▸ **What is asked**
Show every line where "Соколова" occurs.

▼

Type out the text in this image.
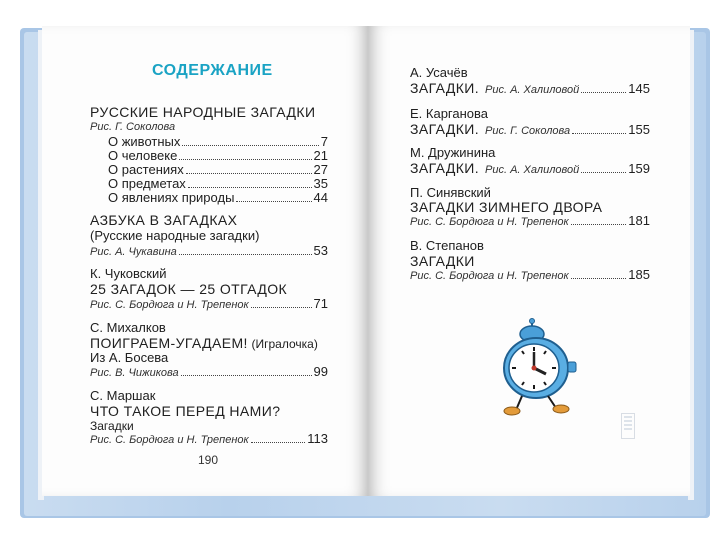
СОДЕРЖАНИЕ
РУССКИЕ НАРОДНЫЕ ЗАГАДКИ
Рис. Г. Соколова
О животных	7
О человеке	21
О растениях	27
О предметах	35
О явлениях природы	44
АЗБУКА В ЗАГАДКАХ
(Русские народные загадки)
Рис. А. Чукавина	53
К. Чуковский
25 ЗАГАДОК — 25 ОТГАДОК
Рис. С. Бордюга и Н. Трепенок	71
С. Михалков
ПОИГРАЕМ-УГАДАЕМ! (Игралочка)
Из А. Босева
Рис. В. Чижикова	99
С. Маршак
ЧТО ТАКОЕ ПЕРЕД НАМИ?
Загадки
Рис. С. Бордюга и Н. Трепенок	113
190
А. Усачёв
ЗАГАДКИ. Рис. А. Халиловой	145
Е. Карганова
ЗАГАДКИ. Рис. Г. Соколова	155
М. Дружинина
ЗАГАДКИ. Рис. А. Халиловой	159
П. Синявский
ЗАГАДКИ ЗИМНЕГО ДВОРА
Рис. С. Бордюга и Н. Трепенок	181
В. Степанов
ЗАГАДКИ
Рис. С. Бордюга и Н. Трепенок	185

▲
▼

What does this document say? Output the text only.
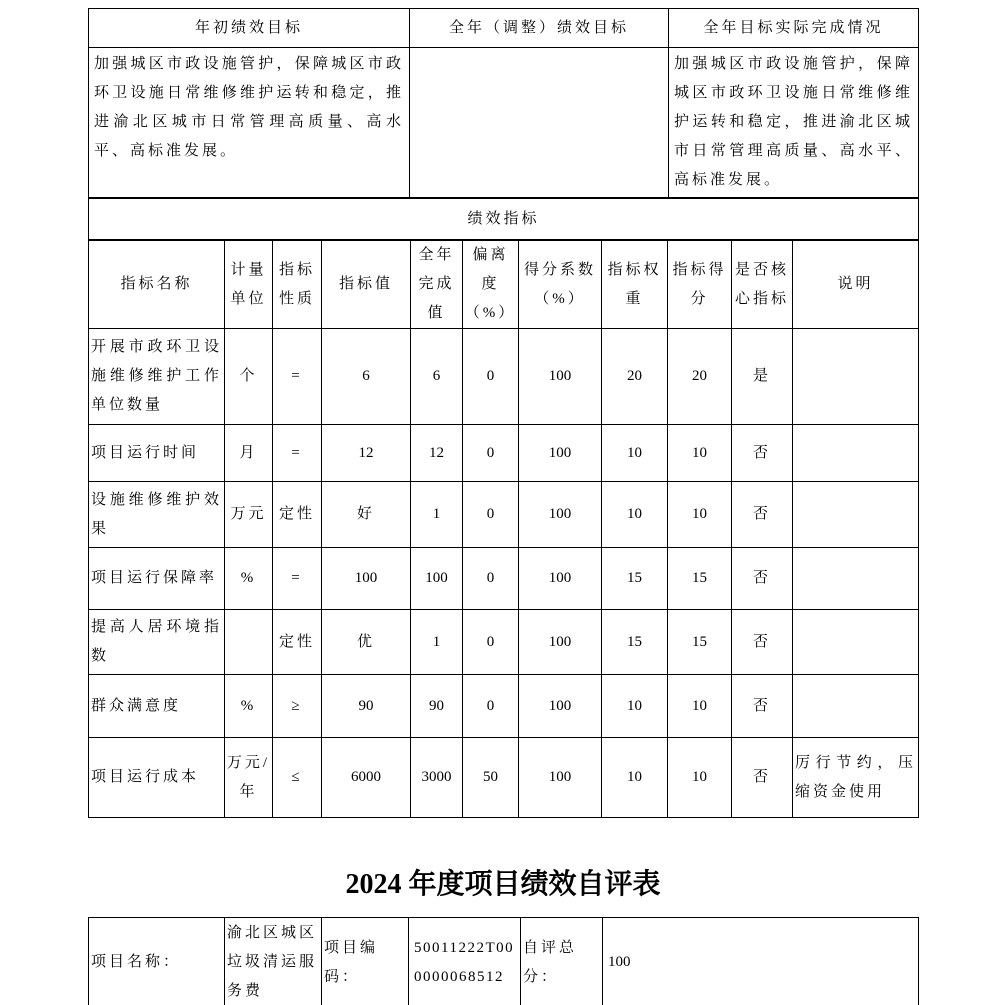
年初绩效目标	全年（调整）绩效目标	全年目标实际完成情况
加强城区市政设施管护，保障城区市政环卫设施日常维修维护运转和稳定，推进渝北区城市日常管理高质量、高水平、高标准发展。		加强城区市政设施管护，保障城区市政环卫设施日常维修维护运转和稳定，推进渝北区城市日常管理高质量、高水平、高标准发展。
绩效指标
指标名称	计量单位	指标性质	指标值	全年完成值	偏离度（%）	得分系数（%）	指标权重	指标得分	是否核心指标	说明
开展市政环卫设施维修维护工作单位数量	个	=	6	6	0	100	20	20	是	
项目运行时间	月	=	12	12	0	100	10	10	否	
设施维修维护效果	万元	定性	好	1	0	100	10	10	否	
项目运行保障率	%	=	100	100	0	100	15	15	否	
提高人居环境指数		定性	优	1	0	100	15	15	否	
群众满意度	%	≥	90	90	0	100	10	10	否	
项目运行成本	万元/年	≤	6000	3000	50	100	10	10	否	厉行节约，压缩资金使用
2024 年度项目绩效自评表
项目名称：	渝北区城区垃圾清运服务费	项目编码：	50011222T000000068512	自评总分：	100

▲

▸ **Result of this exercise**
Рис. Г. Соколова
ЗАГАДКИ. Рис. Г. Соколова	155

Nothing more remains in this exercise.